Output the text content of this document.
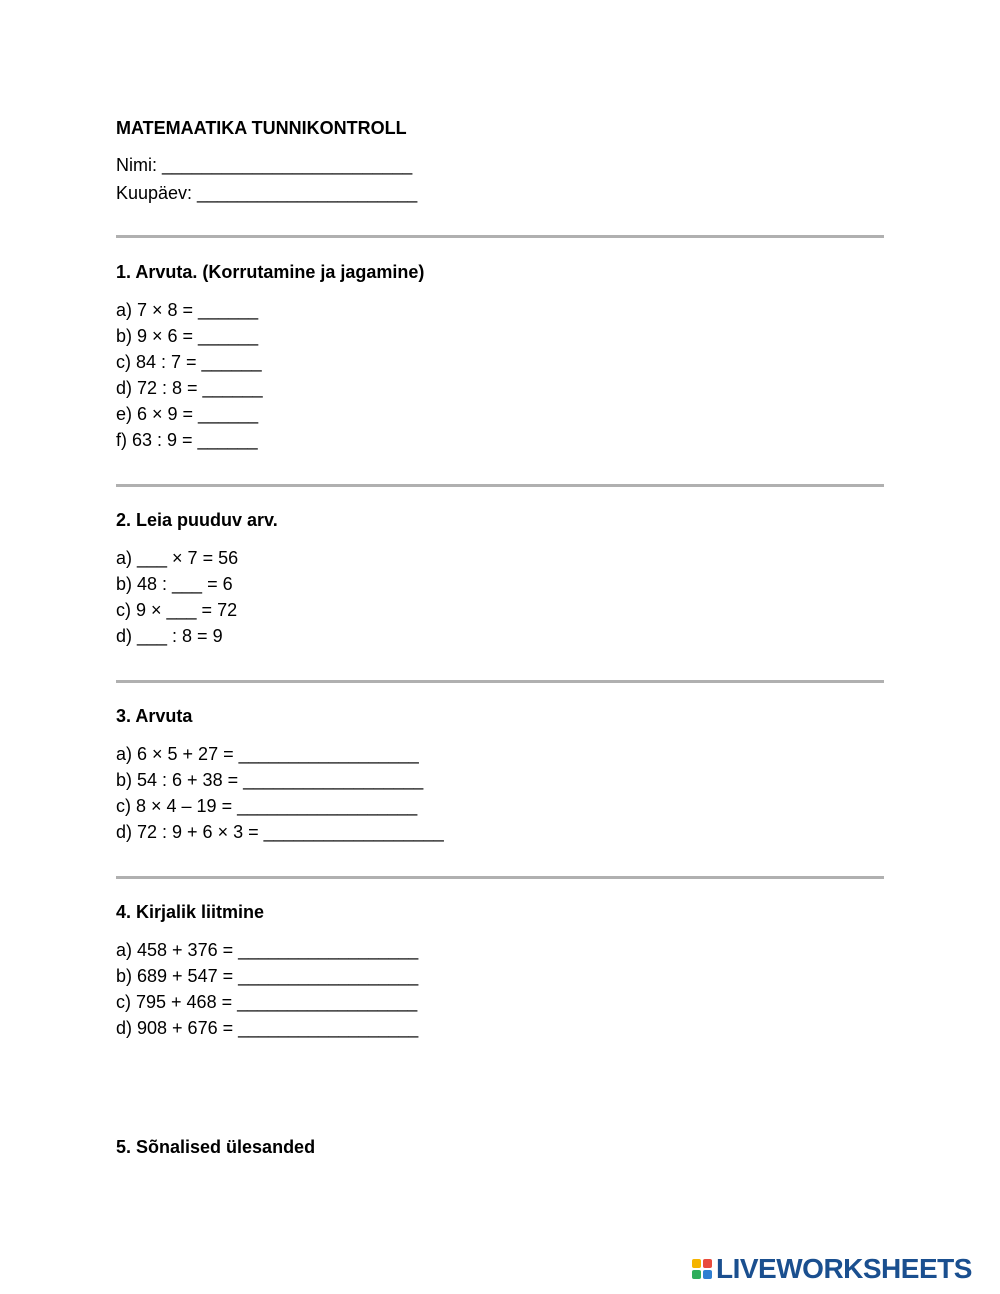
MATEMAATIKA TUNNIKONTROLL
Nimi: _________________________
Kuupäev: ______________________
1. Arvuta. (Korrutamine ja jagamine)
a) 7 × 8 = ______
b) 9 × 6 = ______
c) 84 : 7 = ______
d) 72 : 8 = ______
e) 6 × 9 = ______
f) 63 : 9 = ______
2. Leia puuduv arv.
a) ___ × 7 = 56
b) 48 : ___ = 6
c) 9 × ___ = 72
d) ___ : 8 = 9
3. Arvuta
a) 6 × 5 + 27 = __________________
b) 54 : 6 + 38 = __________________
c) 8 × 4 – 19 = __________________
d) 72 : 9 + 6 × 3 = __________________
4. Kirjalik liitmine
a) 458 + 376 = __________________
b) 689 + 547 = __________________
c) 795 + 468 = __________________
d) 908 + 676 = __________________
5. Sõnalised ülesanded
LIVEWORKSHEETS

:: Request ::
Collect, from the material above, every line containing the word "Arvuta".

:: Task response ::
1. Arvuta. (Korrutamine ja jagamine)
3. Arvuta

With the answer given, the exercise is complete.